Work to be completed: Go through the listing and pick out each line with the word "YourCompany" in it.

══ Provided information

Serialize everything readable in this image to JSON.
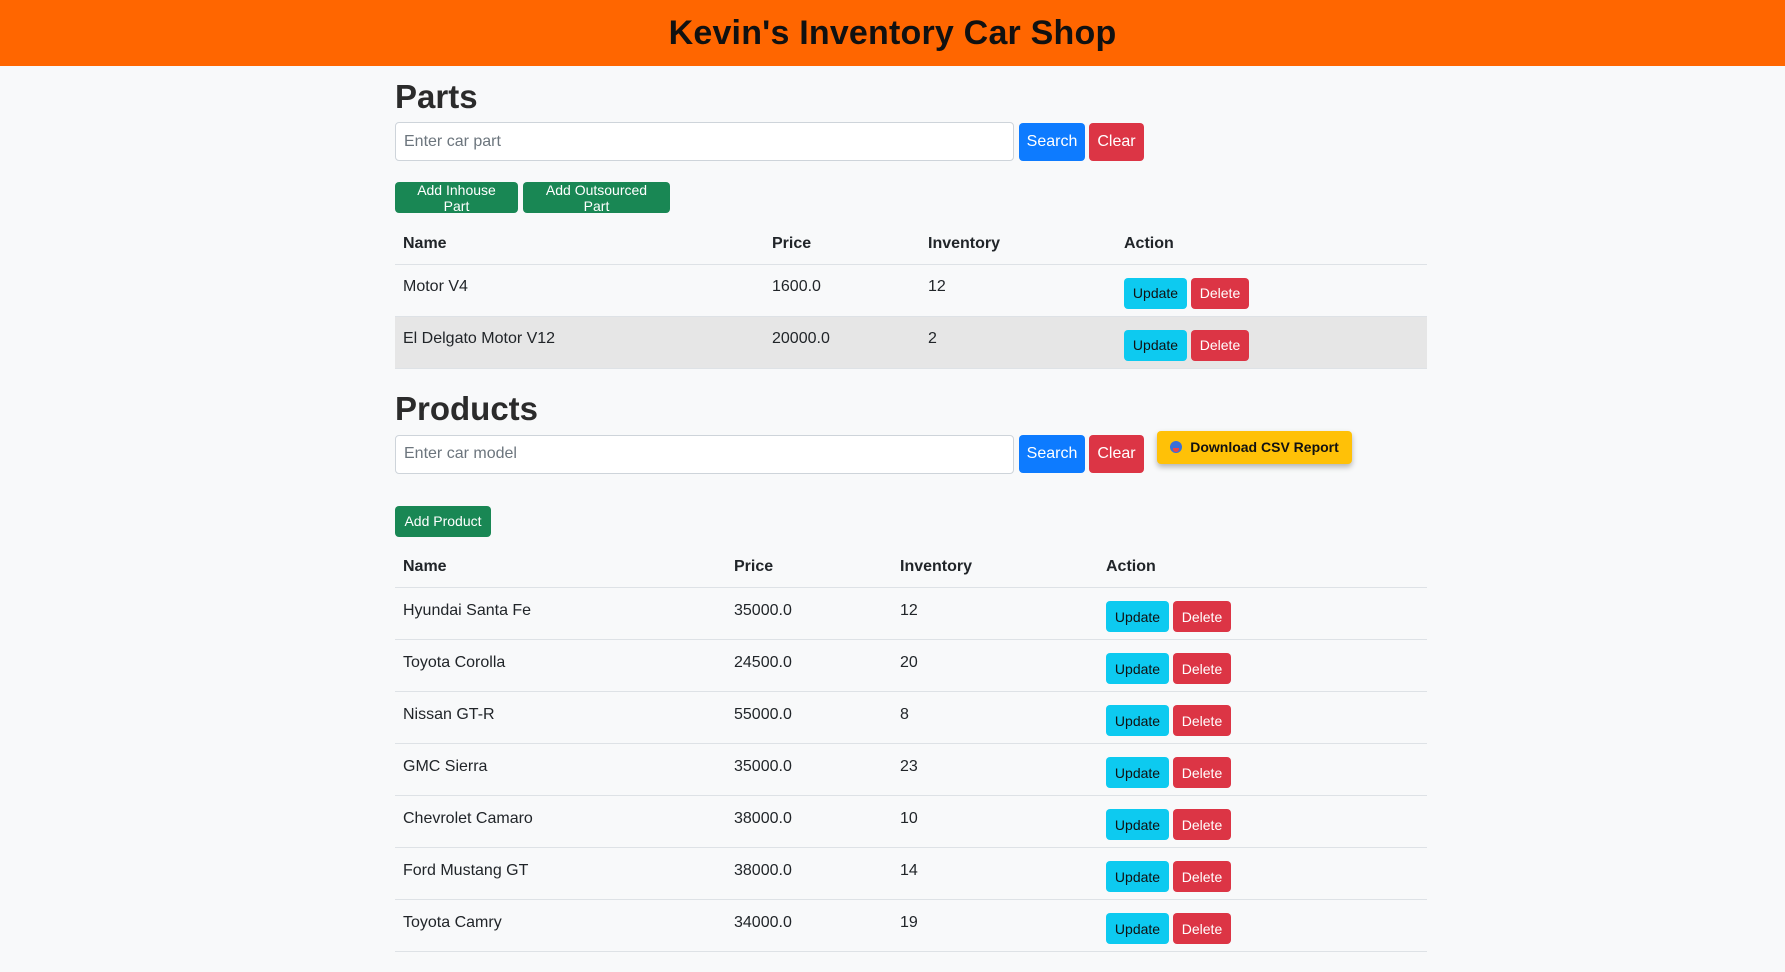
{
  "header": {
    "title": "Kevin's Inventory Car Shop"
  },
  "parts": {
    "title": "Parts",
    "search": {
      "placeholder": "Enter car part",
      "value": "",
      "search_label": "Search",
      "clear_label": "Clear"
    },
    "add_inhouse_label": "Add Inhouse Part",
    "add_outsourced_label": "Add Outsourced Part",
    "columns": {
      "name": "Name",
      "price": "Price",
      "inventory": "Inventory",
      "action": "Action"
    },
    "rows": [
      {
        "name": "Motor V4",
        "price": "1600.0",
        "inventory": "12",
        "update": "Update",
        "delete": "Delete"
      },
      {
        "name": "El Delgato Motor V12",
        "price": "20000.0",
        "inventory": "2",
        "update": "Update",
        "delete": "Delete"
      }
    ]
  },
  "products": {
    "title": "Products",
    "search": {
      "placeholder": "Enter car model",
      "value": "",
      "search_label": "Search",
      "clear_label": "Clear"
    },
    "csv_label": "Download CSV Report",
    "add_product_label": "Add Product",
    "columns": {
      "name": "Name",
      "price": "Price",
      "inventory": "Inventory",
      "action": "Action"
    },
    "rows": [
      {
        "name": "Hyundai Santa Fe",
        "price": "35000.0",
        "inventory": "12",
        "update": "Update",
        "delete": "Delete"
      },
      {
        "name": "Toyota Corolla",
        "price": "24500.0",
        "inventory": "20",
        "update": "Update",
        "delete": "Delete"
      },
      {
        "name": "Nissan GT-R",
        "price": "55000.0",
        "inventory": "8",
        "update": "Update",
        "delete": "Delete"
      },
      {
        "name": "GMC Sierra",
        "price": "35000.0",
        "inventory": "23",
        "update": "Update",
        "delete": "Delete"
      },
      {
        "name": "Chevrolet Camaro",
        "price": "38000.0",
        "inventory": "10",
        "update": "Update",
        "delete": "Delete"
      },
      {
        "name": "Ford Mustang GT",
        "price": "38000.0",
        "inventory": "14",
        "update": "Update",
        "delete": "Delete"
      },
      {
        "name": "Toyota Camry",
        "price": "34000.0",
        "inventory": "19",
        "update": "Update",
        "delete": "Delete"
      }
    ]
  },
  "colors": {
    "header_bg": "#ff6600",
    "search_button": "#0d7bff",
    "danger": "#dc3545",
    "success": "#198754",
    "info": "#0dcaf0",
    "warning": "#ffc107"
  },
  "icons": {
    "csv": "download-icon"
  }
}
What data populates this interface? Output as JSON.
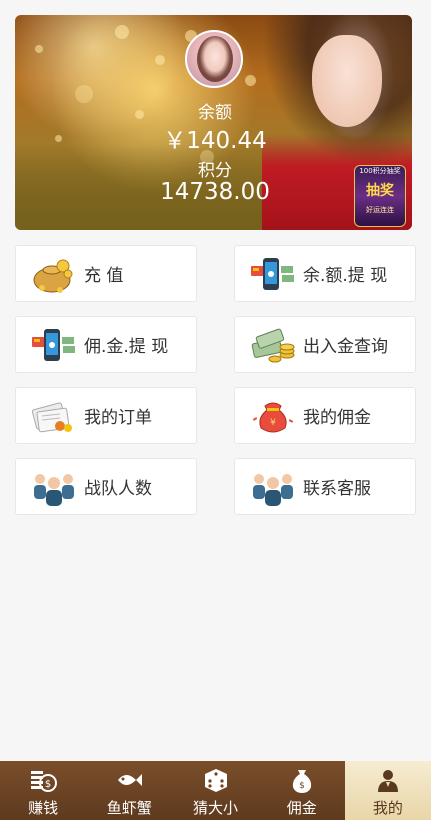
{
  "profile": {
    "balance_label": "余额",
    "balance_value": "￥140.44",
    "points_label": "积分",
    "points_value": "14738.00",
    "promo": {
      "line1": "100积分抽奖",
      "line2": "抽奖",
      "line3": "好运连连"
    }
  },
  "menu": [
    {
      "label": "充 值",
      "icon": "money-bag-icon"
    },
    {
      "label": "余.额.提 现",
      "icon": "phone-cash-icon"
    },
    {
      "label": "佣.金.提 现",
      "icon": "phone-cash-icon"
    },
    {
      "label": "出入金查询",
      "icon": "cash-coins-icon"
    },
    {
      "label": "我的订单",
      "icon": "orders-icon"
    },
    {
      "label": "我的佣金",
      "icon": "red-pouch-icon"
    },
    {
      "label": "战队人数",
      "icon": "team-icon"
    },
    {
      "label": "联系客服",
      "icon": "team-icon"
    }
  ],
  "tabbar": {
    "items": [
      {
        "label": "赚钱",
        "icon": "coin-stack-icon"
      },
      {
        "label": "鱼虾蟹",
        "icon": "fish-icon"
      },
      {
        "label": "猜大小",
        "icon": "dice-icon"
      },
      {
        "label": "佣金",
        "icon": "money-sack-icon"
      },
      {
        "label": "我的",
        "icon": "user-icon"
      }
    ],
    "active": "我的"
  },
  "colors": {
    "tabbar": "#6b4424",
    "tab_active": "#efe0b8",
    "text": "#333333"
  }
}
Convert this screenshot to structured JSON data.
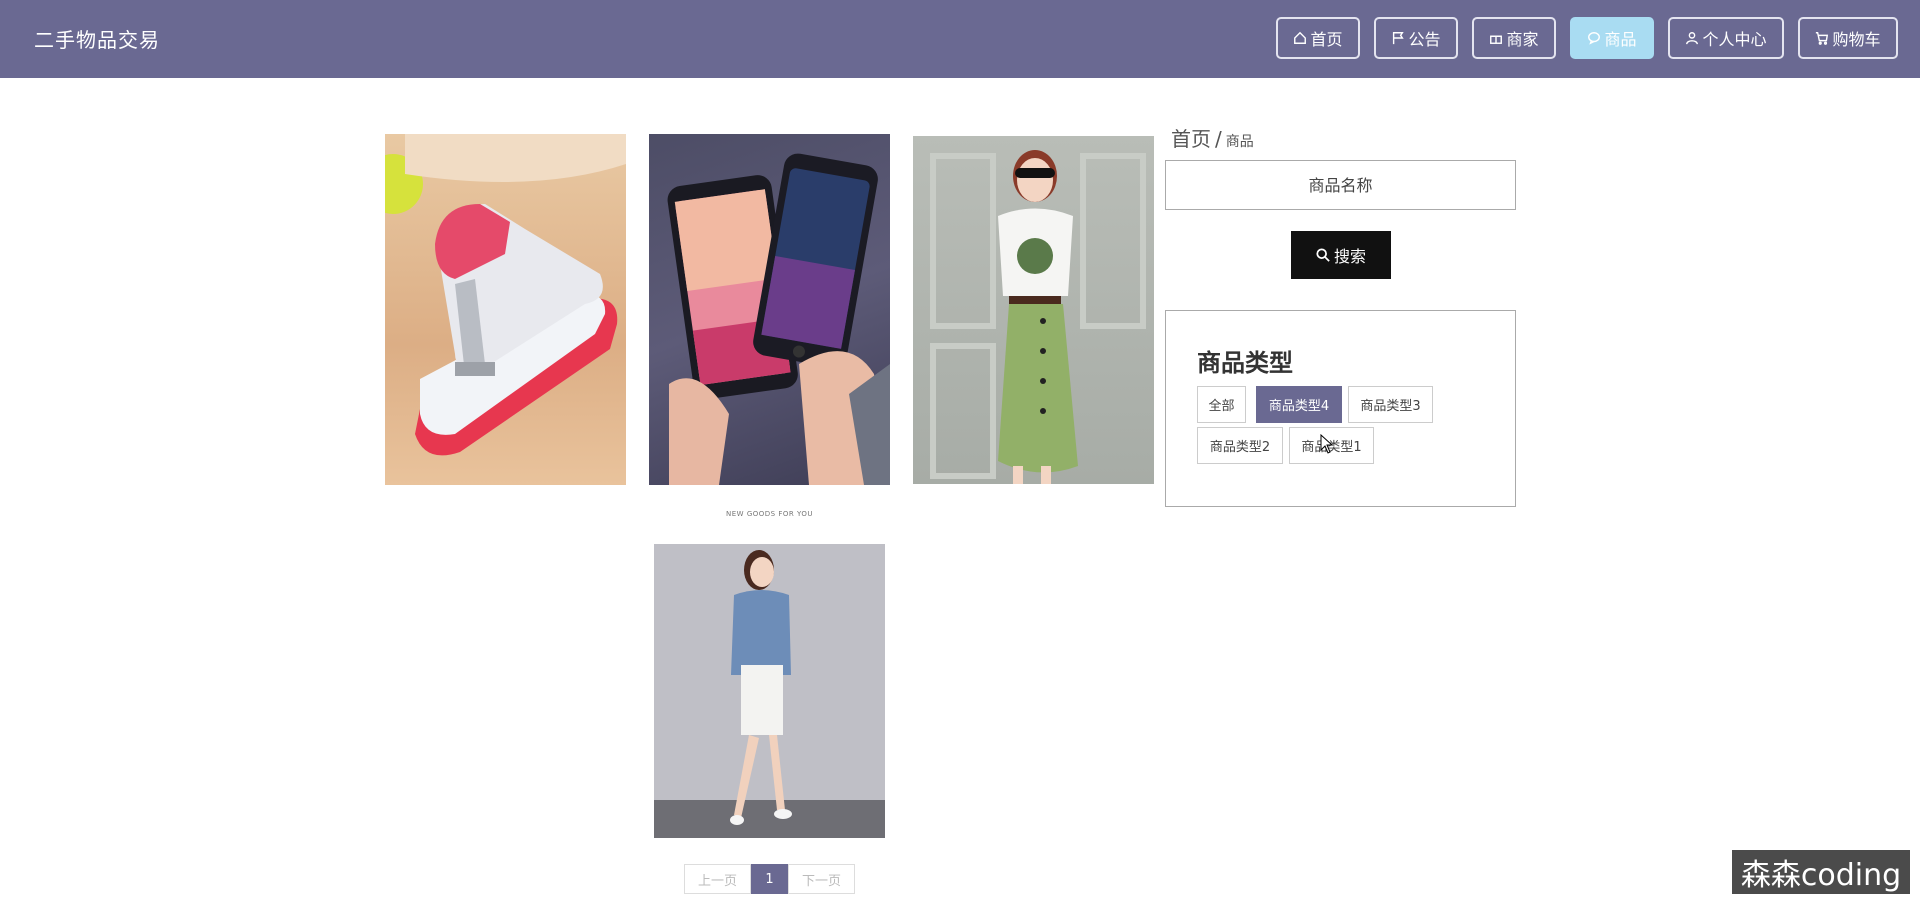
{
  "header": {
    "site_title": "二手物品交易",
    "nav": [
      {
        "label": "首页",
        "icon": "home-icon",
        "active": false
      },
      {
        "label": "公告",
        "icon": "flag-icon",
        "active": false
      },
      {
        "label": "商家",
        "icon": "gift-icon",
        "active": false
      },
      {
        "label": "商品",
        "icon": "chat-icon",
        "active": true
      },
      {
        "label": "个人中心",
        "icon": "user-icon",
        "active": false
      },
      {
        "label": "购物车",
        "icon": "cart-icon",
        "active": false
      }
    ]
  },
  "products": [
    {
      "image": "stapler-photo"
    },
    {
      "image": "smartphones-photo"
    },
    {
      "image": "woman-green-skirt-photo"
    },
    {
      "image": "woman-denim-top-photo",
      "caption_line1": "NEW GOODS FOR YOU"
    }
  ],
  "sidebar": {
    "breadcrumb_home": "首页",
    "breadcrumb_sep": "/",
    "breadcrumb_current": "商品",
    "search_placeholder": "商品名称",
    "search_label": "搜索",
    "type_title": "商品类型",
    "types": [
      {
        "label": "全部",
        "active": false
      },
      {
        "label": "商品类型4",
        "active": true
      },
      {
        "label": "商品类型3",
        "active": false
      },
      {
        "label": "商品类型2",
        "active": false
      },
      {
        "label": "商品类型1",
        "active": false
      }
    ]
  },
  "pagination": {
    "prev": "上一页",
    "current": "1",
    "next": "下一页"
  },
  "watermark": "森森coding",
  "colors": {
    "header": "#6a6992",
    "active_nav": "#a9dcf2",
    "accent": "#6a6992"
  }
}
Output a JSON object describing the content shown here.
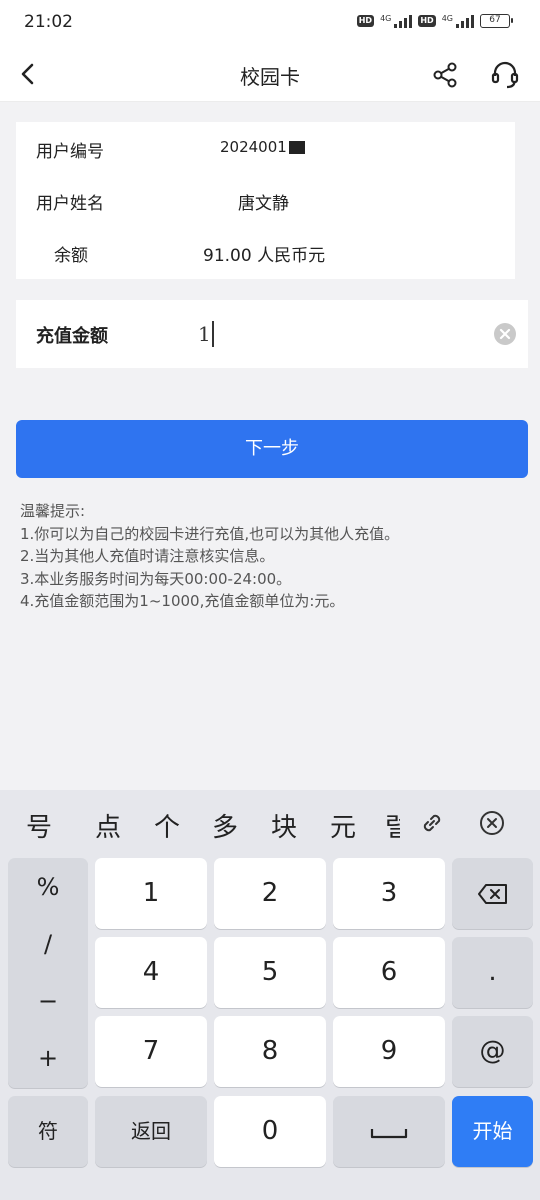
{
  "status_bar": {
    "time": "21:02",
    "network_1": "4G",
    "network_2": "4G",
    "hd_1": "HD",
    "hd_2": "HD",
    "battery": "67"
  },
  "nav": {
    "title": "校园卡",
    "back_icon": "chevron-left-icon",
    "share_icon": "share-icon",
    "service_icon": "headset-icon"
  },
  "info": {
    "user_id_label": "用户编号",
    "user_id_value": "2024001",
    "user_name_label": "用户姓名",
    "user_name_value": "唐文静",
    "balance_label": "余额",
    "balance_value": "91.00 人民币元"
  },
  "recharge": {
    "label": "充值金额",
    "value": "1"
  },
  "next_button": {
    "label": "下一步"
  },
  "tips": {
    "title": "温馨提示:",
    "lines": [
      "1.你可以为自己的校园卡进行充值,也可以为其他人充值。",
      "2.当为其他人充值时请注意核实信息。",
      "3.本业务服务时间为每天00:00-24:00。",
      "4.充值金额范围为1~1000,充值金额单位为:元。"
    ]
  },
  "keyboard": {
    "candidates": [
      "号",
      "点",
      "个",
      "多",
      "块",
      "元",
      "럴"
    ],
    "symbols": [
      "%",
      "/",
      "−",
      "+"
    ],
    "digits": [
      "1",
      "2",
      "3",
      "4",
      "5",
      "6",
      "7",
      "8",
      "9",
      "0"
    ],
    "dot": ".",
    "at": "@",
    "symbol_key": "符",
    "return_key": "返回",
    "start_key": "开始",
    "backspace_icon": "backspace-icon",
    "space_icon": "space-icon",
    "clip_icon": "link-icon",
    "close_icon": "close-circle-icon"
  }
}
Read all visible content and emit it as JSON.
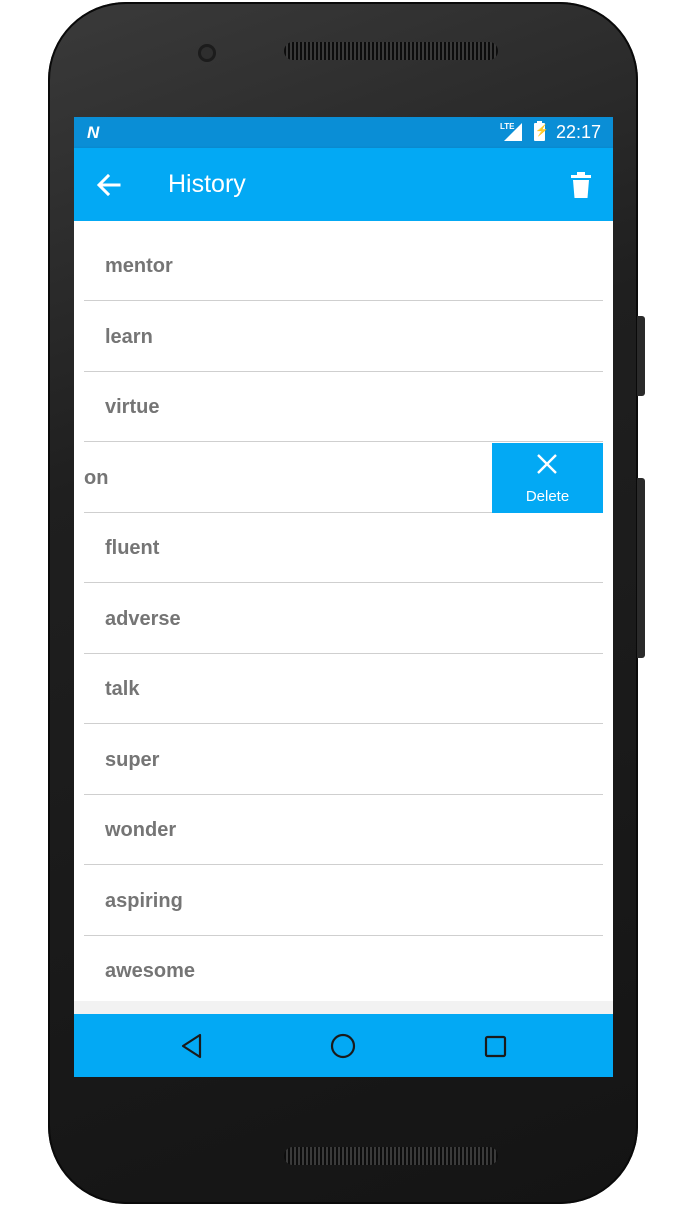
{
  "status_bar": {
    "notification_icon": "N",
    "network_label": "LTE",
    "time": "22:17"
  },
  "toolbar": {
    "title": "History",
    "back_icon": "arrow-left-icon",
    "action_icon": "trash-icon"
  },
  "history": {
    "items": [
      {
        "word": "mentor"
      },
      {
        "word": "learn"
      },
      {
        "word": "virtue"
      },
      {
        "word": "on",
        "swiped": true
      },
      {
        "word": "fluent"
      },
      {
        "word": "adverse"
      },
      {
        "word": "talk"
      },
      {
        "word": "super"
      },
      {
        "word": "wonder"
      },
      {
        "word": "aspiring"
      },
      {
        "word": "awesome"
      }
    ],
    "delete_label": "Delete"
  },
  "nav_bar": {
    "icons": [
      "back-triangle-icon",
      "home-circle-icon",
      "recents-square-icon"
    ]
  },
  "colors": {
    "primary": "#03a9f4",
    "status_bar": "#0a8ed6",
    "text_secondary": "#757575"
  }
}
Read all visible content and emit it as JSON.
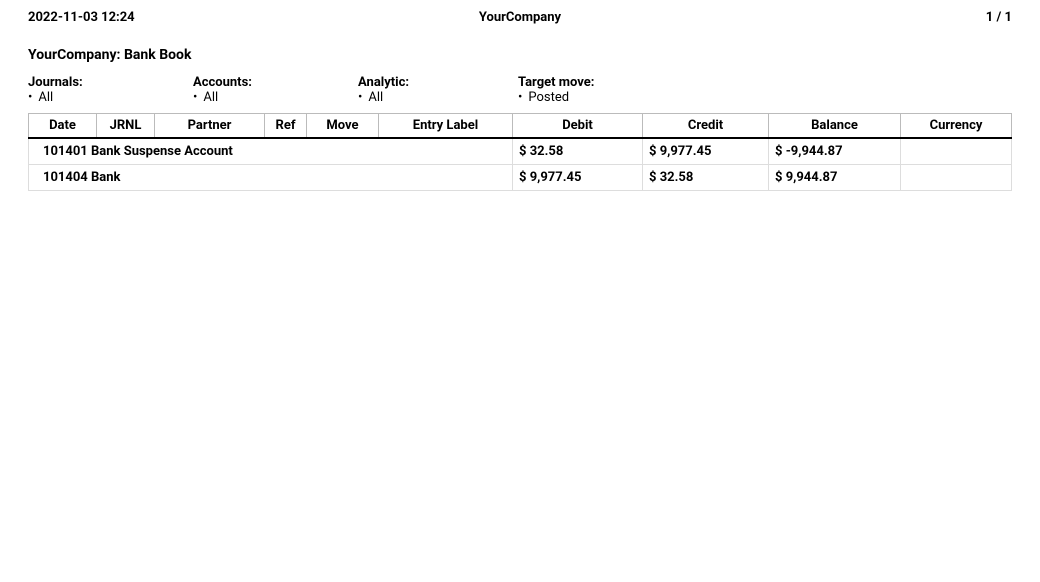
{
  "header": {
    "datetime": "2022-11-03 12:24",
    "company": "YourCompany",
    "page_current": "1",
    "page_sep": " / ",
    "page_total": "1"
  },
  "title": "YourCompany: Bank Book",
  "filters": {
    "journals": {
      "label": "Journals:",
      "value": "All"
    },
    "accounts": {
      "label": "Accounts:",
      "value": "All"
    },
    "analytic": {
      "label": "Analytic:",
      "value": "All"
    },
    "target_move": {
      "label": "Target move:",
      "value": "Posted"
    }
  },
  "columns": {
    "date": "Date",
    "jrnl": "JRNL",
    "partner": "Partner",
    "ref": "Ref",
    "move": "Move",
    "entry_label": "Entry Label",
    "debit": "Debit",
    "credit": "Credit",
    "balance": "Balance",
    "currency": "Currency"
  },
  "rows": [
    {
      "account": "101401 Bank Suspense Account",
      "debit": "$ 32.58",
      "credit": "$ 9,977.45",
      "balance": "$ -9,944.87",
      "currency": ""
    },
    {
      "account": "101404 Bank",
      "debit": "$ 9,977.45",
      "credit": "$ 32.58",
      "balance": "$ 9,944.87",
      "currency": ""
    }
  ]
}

════

Exercise answer:
    "company": "YourCompany",
  "title": "YourCompany: Bank Book",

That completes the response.